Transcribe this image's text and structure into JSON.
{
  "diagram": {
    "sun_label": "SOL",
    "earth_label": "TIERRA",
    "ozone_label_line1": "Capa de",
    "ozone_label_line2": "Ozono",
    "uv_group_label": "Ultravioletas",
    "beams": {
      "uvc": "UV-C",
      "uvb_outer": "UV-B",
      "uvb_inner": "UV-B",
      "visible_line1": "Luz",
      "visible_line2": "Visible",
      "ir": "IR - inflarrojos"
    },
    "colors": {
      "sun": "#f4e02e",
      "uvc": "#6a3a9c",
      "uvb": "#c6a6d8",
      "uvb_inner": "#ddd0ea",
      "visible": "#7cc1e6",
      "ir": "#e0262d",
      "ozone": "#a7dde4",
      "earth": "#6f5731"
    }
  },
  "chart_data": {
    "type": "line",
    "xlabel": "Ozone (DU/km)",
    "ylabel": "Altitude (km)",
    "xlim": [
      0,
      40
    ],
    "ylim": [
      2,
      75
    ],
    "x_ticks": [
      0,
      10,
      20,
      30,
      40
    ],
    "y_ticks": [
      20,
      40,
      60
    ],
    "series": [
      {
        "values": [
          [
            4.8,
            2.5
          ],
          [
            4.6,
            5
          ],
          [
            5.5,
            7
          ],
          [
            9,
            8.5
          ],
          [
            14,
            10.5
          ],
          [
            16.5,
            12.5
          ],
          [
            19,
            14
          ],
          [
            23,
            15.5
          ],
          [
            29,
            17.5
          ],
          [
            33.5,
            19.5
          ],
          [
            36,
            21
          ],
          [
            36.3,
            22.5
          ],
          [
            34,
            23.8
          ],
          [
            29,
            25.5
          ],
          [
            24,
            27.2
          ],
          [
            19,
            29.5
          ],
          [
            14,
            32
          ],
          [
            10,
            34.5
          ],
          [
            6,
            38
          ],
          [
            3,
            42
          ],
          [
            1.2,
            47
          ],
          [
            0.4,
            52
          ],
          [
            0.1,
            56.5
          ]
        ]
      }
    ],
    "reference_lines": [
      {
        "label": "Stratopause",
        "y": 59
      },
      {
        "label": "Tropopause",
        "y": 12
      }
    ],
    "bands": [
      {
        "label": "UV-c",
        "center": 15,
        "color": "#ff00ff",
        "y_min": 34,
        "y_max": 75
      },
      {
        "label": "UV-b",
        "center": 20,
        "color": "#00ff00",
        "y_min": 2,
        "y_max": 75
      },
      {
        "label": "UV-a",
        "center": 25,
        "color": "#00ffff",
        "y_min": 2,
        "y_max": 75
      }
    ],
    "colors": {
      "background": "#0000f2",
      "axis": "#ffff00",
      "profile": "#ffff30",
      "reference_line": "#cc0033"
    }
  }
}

* Objective
From the records above, extract everything verbatim.

* Response to the exercise
Transcribe this image's text and structure into JSON.
{
  "diagram": {
    "sun_label": "SOL",
    "earth_label": "TIERRA",
    "ozone_label_line1": "Capa de",
    "ozone_label_line2": "Ozono",
    "uv_group_label": "Ultravioletas",
    "beams": {
      "uvc": "UV-C",
      "uvb_outer": "UV-B",
      "uvb_inner": "UV-B",
      "visible_line1": "Luz",
      "visible_line2": "Visible",
      "ir": "IR - inflarrojos"
    },
    "colors": {
      "sun": "#f4e02e",
      "uvc": "#6a3a9c",
      "uvb": "#c6a6d8",
      "uvb_inner": "#ddd0ea",
      "visible": "#7cc1e6",
      "ir": "#e0262d",
      "ozone": "#a7dde4",
      "earth": "#6f5731"
    }
  },
  "chart_data": {
    "type": "line",
    "xlabel": "Ozone (DU/km)",
    "ylabel": "Altitude (km)",
    "xlim": [
      0,
      40
    ],
    "ylim": [
      2,
      75
    ],
    "x_ticks": [
      0,
      10,
      20,
      30,
      40
    ],
    "y_ticks": [
      20,
      40,
      60
    ],
    "series": [
      {
        "values": [
          [
            4.8,
            2.5
          ],
          [
            4.6,
            5
          ],
          [
            5.5,
            7
          ],
          [
            9,
            8.5
          ],
          [
            14,
            10.5
          ],
          [
            16.5,
            12.5
          ],
          [
            19,
            14
          ],
          [
            23,
            15.5
          ],
          [
            29,
            17.5
          ],
          [
            33.5,
            19.5
          ],
          [
            36,
            21
          ],
          [
            36.3,
            22.5
          ],
          [
            34,
            23.8
          ],
          [
            29,
            25.5
          ],
          [
            24,
            27.2
          ],
          [
            19,
            29.5
          ],
          [
            14,
            32
          ],
          [
            10,
            34.5
          ],
          [
            6,
            38
          ],
          [
            3,
            42
          ],
          [
            1.2,
            47
          ],
          [
            0.4,
            52
          ],
          [
            0.1,
            56.5
          ]
        ]
      }
    ],
    "reference_lines": [
      {
        "label": "Stratopause",
        "y": 59
      },
      {
        "label": "Tropopause",
        "y": 12
      }
    ],
    "bands": [
      {
        "label": "UV-c",
        "center": 15,
        "color": "#ff00ff",
        "y_min": 34,
        "y_max": 75
      },
      {
        "label": "UV-b",
        "center": 20,
        "color": "#00ff00",
        "y_min": 2,
        "y_max": 75
      },
      {
        "label": "UV-a",
        "center": 25,
        "color": "#00ffff",
        "y_min": 2,
        "y_max": 75
      }
    ],
    "colors": {
      "background": "#0000f2",
      "axis": "#ffff00",
      "profile": "#ffff30",
      "reference_line": "#cc0033"
    }
  }
}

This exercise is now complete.